What is asked: Tally all lines containing the word "programs". Give the number alone.

Stored records:
____________

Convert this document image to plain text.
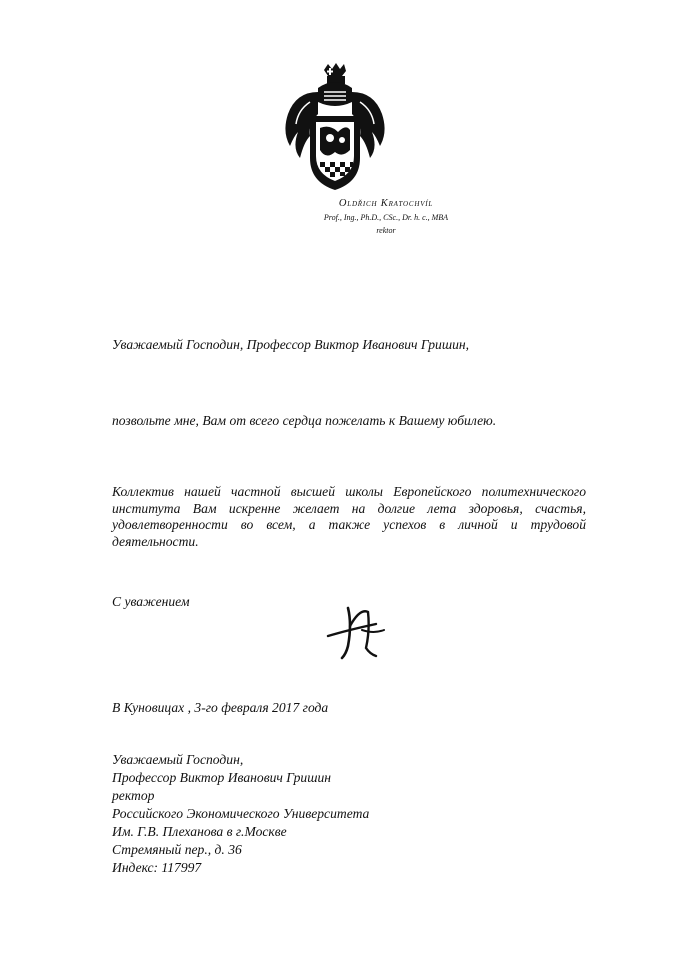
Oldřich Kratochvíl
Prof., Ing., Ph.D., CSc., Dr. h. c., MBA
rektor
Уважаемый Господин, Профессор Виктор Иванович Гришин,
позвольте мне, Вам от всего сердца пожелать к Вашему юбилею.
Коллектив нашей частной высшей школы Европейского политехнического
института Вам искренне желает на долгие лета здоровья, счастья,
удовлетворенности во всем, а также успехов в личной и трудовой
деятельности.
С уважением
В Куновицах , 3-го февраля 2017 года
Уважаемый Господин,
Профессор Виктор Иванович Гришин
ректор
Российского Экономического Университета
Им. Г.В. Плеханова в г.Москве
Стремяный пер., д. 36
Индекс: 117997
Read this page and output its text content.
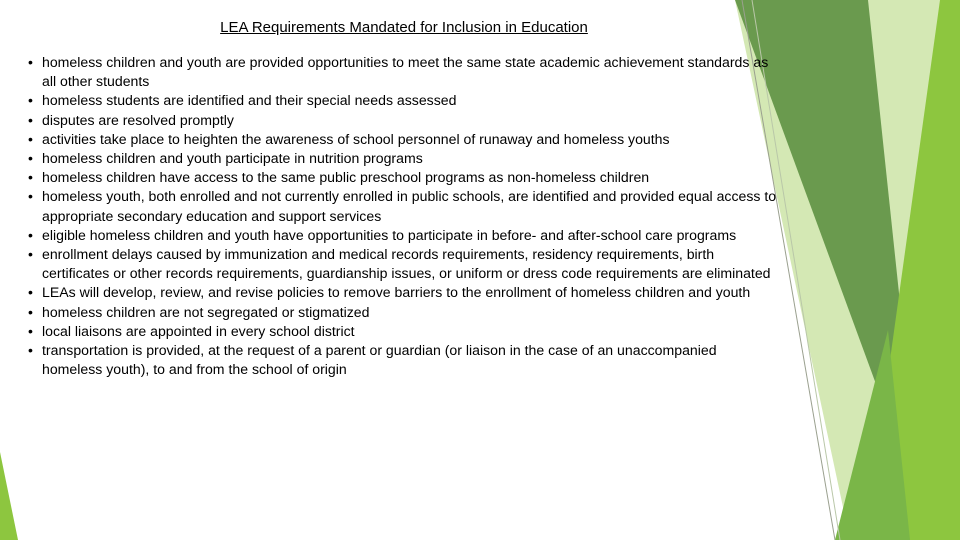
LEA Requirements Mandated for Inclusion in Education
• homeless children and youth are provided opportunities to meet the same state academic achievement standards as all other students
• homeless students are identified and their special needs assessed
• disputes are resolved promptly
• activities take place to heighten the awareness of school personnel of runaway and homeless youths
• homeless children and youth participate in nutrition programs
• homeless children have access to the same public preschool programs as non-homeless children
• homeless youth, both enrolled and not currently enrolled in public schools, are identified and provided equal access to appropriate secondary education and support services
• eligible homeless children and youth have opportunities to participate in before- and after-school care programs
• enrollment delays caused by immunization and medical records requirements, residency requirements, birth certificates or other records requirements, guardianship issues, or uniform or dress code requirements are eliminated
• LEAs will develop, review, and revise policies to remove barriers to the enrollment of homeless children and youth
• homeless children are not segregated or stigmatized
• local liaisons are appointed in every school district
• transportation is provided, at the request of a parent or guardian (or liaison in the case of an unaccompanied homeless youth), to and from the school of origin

____________

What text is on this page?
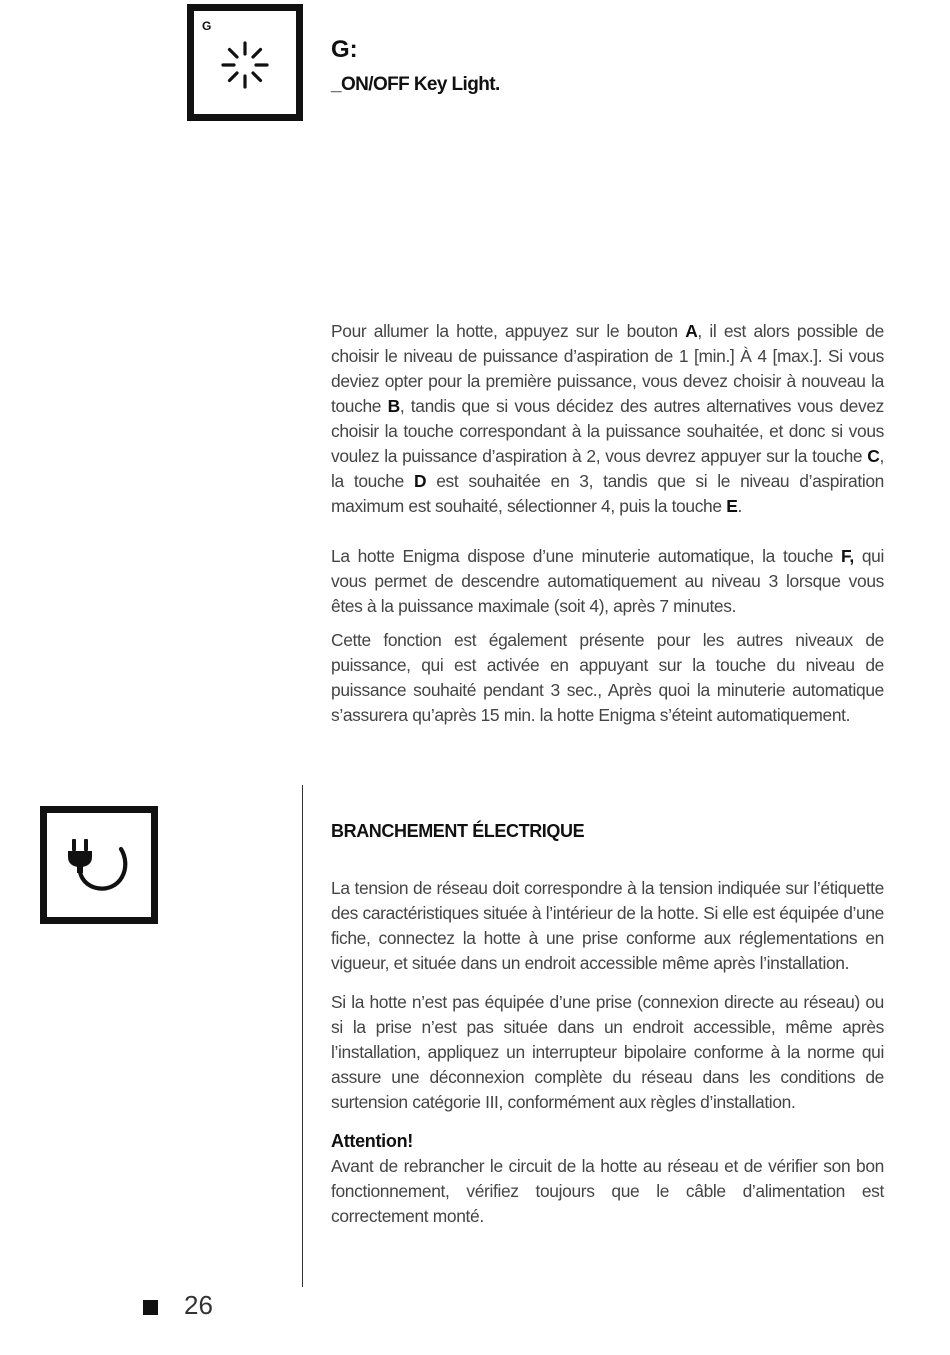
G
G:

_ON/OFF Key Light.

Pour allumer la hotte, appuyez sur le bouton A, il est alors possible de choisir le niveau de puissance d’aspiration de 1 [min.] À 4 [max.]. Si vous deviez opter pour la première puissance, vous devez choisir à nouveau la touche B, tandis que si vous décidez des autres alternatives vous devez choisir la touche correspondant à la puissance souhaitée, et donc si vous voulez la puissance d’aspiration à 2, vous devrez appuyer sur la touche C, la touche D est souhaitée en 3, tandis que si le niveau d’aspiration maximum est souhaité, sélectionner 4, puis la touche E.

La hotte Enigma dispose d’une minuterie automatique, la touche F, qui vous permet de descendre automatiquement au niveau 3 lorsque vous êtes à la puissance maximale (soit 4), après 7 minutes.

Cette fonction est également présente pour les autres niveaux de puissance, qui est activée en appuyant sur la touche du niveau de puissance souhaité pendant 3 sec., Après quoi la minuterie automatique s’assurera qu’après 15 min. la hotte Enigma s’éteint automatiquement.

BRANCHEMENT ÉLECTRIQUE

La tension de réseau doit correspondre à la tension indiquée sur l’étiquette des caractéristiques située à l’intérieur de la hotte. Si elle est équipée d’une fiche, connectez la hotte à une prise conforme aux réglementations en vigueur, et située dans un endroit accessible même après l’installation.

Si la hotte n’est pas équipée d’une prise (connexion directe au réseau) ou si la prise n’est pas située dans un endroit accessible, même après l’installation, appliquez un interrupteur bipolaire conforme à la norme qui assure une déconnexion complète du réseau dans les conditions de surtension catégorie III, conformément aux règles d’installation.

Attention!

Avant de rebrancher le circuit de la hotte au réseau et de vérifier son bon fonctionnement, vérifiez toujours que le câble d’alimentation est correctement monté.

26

____________

Written response: 3